**Instructions for the task:** Search the material below for the word "unit" and copy every line in which it occurs.

───

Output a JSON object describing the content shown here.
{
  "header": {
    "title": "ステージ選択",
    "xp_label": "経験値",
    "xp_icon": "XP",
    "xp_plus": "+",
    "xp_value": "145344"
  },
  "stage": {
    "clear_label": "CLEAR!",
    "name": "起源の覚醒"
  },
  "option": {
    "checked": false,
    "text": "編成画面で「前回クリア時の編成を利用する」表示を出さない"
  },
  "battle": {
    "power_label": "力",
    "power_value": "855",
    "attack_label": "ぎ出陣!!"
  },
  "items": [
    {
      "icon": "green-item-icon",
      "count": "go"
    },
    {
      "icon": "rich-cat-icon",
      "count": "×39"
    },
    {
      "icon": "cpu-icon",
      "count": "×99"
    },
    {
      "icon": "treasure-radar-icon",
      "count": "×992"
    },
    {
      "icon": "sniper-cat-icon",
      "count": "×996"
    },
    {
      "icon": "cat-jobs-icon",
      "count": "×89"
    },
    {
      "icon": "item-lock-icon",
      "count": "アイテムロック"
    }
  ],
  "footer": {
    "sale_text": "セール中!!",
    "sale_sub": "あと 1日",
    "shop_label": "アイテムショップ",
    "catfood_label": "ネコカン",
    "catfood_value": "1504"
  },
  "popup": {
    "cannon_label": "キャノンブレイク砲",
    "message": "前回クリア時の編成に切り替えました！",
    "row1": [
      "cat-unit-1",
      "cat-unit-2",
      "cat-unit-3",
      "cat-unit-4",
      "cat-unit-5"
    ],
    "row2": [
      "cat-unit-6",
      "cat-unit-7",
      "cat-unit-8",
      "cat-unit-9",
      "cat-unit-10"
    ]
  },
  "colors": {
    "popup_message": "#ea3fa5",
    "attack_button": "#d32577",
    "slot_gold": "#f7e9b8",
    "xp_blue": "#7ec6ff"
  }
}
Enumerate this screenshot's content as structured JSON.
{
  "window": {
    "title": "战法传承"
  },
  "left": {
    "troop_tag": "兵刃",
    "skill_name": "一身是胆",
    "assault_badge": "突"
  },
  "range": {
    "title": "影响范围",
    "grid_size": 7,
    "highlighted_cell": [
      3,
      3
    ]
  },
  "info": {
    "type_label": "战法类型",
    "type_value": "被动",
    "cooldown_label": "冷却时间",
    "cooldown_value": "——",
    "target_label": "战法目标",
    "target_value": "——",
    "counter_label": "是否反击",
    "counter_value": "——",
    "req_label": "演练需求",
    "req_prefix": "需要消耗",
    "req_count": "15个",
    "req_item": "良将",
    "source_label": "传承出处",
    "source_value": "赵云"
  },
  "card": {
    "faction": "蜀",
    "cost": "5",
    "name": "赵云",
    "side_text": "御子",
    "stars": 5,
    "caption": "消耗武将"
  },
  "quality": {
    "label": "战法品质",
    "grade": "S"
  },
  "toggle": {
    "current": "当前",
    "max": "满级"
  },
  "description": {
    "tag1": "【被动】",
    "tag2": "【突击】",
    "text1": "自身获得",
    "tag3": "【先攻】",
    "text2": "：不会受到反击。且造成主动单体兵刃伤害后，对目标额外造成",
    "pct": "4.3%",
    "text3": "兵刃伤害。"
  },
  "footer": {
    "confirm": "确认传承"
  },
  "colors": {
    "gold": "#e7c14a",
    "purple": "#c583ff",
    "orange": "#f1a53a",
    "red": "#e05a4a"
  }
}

───

**Reply:**
      "cat-unit-1",
      "cat-unit-2",
      "cat-unit-3",
      "cat-unit-4",
      "cat-unit-5"
      "cat-unit-6",
      "cat-unit-7",
      "cat-unit-8",
      "cat-unit-9",
      "cat-unit-10"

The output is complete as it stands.